## GIVEN INSTRUCTION:
Transcribe the listing exactly, leaving out every picture.

(Rows from a dataset)
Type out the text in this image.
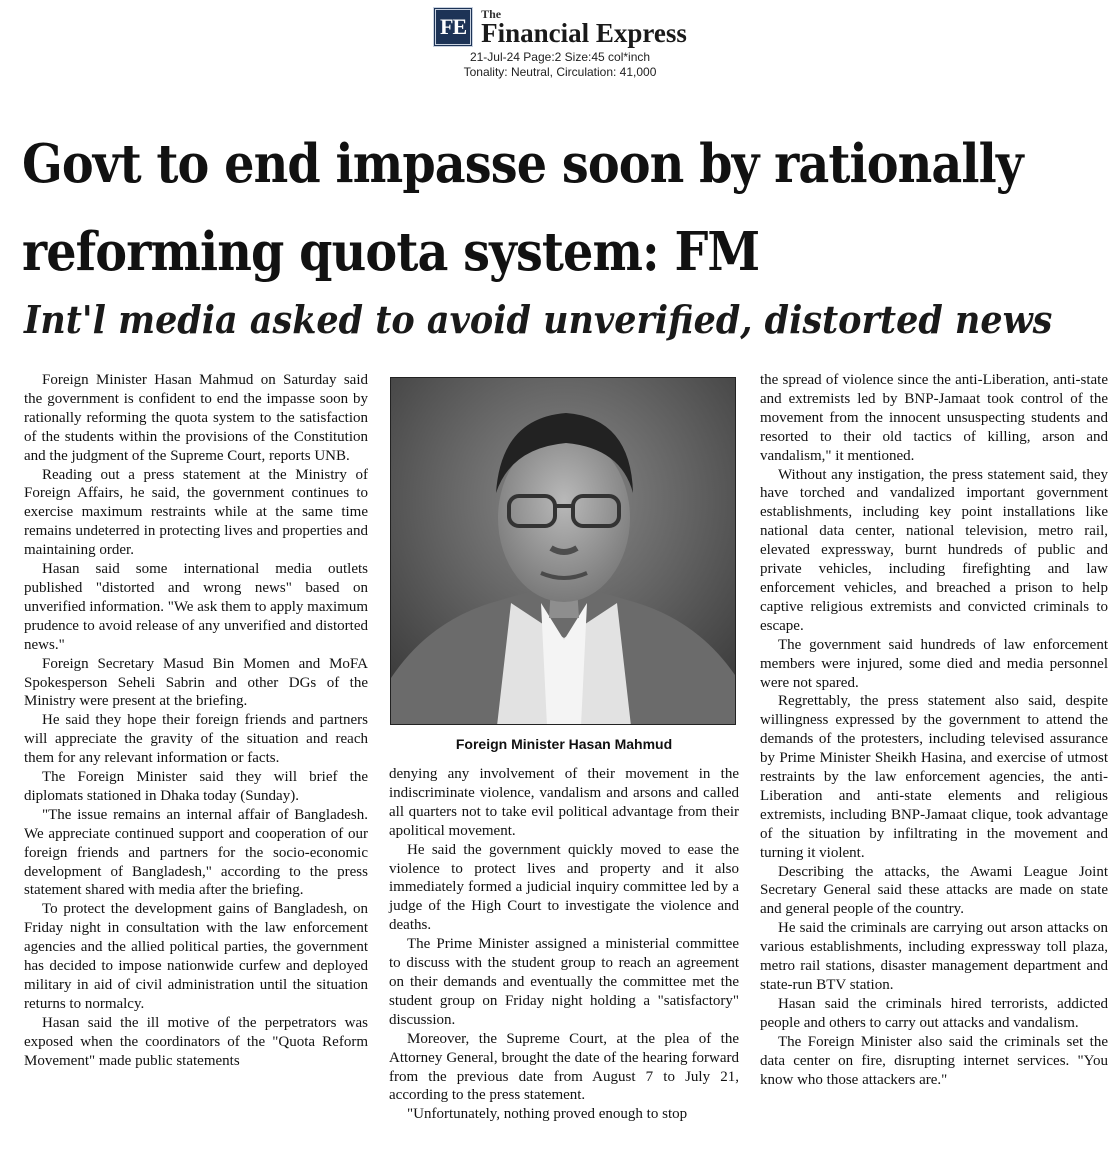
FE
The
Financial Express
21-Jul-24 Page:2 Size:45 col*inch
Tonality: Neutral, Circulation: 41,000
Govt to end impasse soon by rationally
reforming quota system: FM
Int'l media asked to avoid unverified, distorted news

Foreign Minister Hasan Mahmud on Saturday said the government is confident to end the impasse soon by rationally reforming the quota system to the satisfaction of the students within the provisions of the Constitution and the judgment of the Supreme Court, reports UNB.

Reading out a press statement at the Ministry of Foreign Affairs, he said, the government continues to exercise maximum restraints while at the same time remains undeterred in protecting lives and properties and maintaining order.

Hasan said some international media outlets published "distorted and wrong news" based on unverified information. "We ask them to apply maximum prudence to avoid release of any unverified and distorted news."

Foreign Secretary Masud Bin Momen and MoFA Spokesperson Seheli Sabrin and other DGs of the Ministry were present at the briefing.

He said they hope their foreign friends and partners will appreciate the gravity of the situation and reach them for any relevant information or facts.

The Foreign Minister said they will brief the diplomats stationed in Dhaka today (Sunday).

"The issue remains an internal affair of Bangladesh. We appreciate continued support and cooperation of our foreign friends and partners for the socio-economic development of Bangladesh," according to the press statement shared with media after the briefing.

To protect the development gains of Bangladesh, on Friday night in consultation with the law enforcement agencies and the allied political parties, the government has decided to impose nationwide curfew and deployed military in aid of civil administration until the situation returns to normalcy.

Hasan said the ill motive of the perpetrators was exposed when the coordinators of the "Quota Reform Movement" made public statements

Foreign Minister Hasan Mahmud

denying any involvement of their movement in the indiscriminate violence, vandalism and arsons and called all quarters not to take evil political advantage from their apolitical movement.

He said the government quickly moved to ease the violence to protect lives and property and it also immediately formed a judicial inquiry committee led by a judge of the High Court to investigate the violence and deaths.

The Prime Minister assigned a ministerial committee to discuss with the student group to reach an agreement on their demands and eventually the committee met the student group on Friday night holding a "satisfactory" discussion.

Moreover, the Supreme Court, at the plea of the Attorney General, brought the date of the hearing forward from the previous date from August 7 to July 21, according to the press statement.

"Unfortunately, nothing proved enough to stop

the spread of violence since the anti-Liberation, anti-state and extremists led by BNP-Jamaat took control of the movement from the innocent unsuspecting students and resorted to their old tactics of killing, arson and vandalism," it mentioned.

Without any instigation, the press statement said, they have torched and vandalized important government establishments, including key point installations like national data center, national television, metro rail, elevated expressway, burnt hundreds of public and private vehicles, including firefighting and law enforcement vehicles, and breached a prison to help captive religious extremists and convicted criminals to escape.

The government said hundreds of law enforcement members were injured, some died and media personnel were not spared.

Regrettably, the press statement also said, despite willingness expressed by the government to attend the demands of the protesters, including televised assurance by Prime Minister Sheikh Hasina, and exercise of utmost restraints by the law enforcement agencies, the anti-Liberation and anti-state elements and religious extremists, including BNP-Jamaat clique, took advantage of the situation by infiltrating in the movement and turning it violent.

Describing the attacks, the Awami League Joint Secretary General said these attacks are made on state and general people of the country.

He said the criminals are carrying out arson attacks on various establishments, including expressway toll plaza, metro rail stations, disaster management department and state-run BTV station.

Hasan said the criminals hired terrorists, addicted people and others to carry out attacks and vandalism.

The Foreign Minister also said the criminals set the data center on fire, disrupting internet services. "You know who those attackers are."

## SOLUTION TO THIS EXERCISE:
Type out the text in this image.
FE
The
Financial Express
21-Jul-24 Page:2 Size:45 col*inch
Tonality: Neutral, Circulation: 41,000
Govt to end impasse soon by rationally
reforming quota system: FM
Int'l media asked to avoid unverified, distorted news

Foreign Minister Hasan Mahmud on Saturday said the government is confident to end the impasse soon by rationally reforming the quota system to the satisfaction of the students within the provisions of the Constitution and the judgment of the Supreme Court, reports UNB.

Reading out a press statement at the Ministry of Foreign Affairs, he said, the government continues to exercise maximum restraints while at the same time remains undeterred in protecting lives and properties and maintaining order.

Hasan said some international media outlets published "distorted and wrong news" based on unverified information. "We ask them to apply maximum prudence to avoid release of any unverified and distorted news."

Foreign Secretary Masud Bin Momen and MoFA Spokesperson Seheli Sabrin and other DGs of the Ministry were present at the briefing.

He said they hope their foreign friends and partners will appreciate the gravity of the situation and reach them for any relevant information or facts.

The Foreign Minister said they will brief the diplomats stationed in Dhaka today (Sunday).

"The issue remains an internal affair of Bangladesh. We appreciate continued support and cooperation of our foreign friends and partners for the socio-economic development of Bangladesh," according to the press statement shared with media after the briefing.

To protect the development gains of Bangladesh, on Friday night in consultation with the law enforcement agencies and the allied political parties, the government has decided to impose nationwide curfew and deployed military in aid of civil administration until the situation returns to normalcy.

Hasan said the ill motive of the perpetrators was exposed when the coordinators of the "Quota Reform Movement" made public statements

Foreign Minister Hasan Mahmud

denying any involvement of their movement in the indiscriminate violence, vandalism and arsons and called all quarters not to take evil political advantage from their apolitical movement.

He said the government quickly moved to ease the violence to protect lives and property and it also immediately formed a judicial inquiry committee led by a judge of the High Court to investigate the violence and deaths.

The Prime Minister assigned a ministerial committee to discuss with the student group to reach an agreement on their demands and eventually the committee met the student group on Friday night holding a "satisfactory" discussion.

Moreover, the Supreme Court, at the plea of the Attorney General, brought the date of the hearing forward from the previous date from August 7 to July 21, according to the press statement.

"Unfortunately, nothing proved enough to stop

the spread of violence since the anti-Liberation, anti-state and extremists led by BNP-Jamaat took control of the movement from the innocent unsuspecting students and resorted to their old tactics of killing, arson and vandalism," it mentioned.

Without any instigation, the press statement said, they have torched and vandalized important government establishments, including key point installations like national data center, national television, metro rail, elevated expressway, burnt hundreds of public and private vehicles, including firefighting and law enforcement vehicles, and breached a prison to help captive religious extremists and convicted criminals to escape.

The government said hundreds of law enforcement members were injured, some died and media personnel were not spared.

Regrettably, the press statement also said, despite willingness expressed by the government to attend the demands of the protesters, including televised assurance by Prime Minister Sheikh Hasina, and exercise of utmost restraints by the law enforcement agencies, the anti-Liberation and anti-state elements and religious extremists, including BNP-Jamaat clique, took advantage of the situation by infiltrating in the movement and turning it violent.

Describing the attacks, the Awami League Joint Secretary General said these attacks are made on state and general people of the country.

He said the criminals are carrying out arson attacks on various establishments, including expressway toll plaza, metro rail stations, disaster management department and state-run BTV station.

Hasan said the criminals hired terrorists, addicted people and others to carry out attacks and vandalism.

The Foreign Minister also said the criminals set the data center on fire, disrupting internet services. "You know who those attackers are."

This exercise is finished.